**Given request**. Only a number is wanted. Count the lines holding the string "如图所示".

Dataset entries:
.....

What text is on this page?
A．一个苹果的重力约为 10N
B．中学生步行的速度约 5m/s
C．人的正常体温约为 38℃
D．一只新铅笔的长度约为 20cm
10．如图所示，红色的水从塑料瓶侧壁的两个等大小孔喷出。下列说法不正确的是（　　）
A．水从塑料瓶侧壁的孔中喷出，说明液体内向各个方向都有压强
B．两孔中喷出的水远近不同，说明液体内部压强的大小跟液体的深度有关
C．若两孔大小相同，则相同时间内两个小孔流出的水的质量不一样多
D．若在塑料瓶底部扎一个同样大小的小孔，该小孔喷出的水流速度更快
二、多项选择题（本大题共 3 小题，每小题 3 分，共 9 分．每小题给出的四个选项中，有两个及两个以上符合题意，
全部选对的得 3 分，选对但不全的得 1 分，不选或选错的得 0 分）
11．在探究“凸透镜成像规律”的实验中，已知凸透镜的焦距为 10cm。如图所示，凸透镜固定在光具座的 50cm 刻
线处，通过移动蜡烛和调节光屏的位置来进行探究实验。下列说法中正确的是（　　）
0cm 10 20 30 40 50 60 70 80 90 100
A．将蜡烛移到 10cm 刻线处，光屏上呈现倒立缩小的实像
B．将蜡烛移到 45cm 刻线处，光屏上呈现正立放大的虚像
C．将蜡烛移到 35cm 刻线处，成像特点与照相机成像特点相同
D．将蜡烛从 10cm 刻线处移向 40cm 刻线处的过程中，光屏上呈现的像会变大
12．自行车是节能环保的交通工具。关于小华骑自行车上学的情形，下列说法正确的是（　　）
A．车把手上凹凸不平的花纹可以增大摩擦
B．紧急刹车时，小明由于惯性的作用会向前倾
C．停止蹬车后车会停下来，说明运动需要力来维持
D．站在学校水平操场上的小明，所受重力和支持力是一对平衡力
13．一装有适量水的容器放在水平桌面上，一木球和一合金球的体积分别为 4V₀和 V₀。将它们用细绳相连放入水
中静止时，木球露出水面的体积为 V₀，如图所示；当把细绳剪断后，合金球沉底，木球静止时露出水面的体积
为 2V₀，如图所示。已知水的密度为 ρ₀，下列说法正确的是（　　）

.....

**Expected answer**. 4